__Data listing__:
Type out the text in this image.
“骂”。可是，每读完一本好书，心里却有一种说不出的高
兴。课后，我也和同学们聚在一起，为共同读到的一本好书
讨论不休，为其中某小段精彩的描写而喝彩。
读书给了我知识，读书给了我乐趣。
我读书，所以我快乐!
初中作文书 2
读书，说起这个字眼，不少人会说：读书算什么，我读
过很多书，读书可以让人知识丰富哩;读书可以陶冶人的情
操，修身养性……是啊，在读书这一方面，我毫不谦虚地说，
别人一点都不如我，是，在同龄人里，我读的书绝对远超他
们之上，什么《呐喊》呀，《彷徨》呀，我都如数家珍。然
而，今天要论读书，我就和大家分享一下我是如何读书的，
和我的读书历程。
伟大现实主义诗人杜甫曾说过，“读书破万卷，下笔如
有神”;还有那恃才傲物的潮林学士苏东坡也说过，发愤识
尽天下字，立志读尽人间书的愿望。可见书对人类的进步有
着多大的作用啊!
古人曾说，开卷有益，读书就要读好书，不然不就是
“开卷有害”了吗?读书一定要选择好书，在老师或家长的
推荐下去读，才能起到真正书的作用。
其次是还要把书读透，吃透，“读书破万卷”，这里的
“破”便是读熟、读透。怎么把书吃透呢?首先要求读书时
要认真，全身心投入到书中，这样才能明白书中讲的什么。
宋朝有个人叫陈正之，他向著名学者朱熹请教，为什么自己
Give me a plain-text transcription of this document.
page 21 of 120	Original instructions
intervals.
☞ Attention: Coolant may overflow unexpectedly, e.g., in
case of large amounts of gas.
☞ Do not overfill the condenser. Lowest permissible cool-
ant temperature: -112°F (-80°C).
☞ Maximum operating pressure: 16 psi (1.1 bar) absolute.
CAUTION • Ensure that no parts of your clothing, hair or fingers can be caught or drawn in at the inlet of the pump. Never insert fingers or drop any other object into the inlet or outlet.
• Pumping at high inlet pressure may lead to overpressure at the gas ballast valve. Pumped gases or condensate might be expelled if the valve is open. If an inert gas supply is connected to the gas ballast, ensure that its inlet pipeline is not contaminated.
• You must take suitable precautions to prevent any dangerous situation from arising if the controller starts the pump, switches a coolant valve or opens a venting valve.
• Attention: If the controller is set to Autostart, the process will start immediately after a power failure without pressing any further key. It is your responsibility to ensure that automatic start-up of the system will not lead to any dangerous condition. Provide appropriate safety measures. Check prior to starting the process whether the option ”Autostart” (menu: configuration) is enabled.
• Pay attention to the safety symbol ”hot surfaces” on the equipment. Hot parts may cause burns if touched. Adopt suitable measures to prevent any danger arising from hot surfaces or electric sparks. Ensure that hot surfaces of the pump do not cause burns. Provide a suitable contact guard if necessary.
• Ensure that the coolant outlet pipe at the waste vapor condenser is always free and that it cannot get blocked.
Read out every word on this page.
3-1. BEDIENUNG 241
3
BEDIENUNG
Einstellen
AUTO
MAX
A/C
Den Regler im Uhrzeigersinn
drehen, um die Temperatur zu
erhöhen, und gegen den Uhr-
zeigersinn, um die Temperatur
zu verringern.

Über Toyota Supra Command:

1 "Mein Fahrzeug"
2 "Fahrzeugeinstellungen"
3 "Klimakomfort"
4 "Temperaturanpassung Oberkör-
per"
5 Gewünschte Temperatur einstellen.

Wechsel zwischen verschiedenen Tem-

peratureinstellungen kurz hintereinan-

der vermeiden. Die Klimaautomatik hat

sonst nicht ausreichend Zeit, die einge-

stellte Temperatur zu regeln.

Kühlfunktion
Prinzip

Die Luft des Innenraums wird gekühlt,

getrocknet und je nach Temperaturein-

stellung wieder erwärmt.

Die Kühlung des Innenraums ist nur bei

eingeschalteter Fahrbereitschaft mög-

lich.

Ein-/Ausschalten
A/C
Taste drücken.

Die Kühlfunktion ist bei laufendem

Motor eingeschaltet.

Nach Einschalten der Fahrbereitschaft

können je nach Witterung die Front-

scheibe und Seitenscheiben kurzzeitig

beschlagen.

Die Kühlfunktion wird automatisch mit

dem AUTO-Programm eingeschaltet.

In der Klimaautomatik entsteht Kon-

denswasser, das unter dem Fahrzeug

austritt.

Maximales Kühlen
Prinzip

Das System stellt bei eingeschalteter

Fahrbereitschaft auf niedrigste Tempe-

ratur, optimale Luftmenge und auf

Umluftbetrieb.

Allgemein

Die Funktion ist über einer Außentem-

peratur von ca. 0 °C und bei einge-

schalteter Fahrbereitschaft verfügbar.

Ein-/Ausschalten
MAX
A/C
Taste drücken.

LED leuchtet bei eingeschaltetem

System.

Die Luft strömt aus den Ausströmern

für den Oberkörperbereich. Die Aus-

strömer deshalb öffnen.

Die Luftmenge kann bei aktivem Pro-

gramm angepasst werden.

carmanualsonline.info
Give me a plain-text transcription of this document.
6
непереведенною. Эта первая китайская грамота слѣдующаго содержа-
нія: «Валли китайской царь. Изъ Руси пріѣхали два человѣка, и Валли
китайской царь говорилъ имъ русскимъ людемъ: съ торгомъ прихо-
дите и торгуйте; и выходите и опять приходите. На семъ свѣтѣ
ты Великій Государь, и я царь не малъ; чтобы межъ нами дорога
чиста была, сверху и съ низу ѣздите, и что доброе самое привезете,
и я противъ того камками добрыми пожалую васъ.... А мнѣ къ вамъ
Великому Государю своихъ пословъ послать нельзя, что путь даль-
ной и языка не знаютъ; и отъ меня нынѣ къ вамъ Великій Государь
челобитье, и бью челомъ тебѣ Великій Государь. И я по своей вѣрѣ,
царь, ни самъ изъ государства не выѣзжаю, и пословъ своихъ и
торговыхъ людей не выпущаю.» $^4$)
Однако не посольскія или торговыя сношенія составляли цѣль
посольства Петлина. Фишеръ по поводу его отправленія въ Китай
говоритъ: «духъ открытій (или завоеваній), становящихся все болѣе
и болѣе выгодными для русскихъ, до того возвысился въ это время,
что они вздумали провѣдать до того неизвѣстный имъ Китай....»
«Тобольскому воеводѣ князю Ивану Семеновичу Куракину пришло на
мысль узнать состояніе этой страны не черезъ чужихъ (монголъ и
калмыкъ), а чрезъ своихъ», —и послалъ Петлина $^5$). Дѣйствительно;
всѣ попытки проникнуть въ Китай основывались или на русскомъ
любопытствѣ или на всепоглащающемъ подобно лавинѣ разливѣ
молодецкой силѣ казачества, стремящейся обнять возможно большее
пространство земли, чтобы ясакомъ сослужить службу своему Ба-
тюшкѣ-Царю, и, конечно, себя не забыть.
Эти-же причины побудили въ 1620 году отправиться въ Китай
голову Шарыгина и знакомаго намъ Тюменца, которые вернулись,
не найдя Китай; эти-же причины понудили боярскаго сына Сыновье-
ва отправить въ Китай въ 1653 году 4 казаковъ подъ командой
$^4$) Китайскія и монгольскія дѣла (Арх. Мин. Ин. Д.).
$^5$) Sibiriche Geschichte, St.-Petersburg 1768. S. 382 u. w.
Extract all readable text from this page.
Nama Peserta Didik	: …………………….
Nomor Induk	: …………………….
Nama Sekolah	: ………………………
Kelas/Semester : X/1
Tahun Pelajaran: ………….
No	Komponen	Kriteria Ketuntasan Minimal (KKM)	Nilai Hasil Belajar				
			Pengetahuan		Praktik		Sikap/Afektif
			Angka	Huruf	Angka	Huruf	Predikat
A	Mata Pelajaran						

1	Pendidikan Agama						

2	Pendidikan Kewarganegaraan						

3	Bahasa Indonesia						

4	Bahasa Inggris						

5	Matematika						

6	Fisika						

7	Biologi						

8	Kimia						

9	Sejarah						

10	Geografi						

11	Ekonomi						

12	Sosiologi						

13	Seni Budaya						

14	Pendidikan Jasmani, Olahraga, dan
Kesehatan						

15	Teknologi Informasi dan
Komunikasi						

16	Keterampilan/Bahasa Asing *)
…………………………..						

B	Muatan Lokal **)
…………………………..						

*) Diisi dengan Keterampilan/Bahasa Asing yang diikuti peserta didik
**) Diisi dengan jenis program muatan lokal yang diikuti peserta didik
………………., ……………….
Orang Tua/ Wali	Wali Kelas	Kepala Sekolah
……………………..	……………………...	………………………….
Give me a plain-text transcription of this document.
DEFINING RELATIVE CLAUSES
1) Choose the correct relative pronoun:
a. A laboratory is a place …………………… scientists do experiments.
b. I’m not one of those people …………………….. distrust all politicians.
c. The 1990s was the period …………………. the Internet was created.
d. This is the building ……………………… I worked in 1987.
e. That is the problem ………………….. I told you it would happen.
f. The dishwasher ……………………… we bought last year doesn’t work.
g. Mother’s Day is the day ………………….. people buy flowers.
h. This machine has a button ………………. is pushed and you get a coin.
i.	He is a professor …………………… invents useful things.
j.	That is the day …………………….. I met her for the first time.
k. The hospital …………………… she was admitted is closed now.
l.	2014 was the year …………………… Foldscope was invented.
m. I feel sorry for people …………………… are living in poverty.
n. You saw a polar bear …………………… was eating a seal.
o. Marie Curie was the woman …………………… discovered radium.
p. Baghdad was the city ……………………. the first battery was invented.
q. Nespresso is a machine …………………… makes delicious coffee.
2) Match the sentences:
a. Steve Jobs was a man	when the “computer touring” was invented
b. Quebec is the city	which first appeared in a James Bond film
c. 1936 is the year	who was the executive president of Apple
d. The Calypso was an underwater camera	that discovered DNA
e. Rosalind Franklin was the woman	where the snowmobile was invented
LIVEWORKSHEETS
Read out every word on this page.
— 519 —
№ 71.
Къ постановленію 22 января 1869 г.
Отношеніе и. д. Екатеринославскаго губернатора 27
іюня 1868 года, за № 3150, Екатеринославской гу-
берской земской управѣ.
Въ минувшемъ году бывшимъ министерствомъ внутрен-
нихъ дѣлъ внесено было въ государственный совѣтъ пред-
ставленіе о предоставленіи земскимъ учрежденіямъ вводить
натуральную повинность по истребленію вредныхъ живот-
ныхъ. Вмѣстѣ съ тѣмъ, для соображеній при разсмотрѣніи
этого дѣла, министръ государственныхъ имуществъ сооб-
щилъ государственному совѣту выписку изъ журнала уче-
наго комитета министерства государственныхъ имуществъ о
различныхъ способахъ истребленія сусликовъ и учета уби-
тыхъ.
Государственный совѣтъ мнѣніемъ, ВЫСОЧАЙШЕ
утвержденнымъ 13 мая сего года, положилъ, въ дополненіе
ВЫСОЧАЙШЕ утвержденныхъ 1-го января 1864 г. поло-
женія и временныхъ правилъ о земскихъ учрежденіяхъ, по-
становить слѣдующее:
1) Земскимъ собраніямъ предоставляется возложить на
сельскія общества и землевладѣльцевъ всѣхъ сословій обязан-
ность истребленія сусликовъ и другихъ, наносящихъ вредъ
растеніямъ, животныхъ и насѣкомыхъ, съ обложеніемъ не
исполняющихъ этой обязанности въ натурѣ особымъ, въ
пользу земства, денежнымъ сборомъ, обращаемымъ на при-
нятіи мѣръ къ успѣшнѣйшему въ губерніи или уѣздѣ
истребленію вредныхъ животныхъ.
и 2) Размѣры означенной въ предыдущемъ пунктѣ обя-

__What you should do__: Find each line holding the string "января" and copy it out.

__Final answer__:
Къ постановленію 22 января 1869 г.
ВЫСОЧАЙШЕ утвержденныхъ 1-го января 1864 г. поло-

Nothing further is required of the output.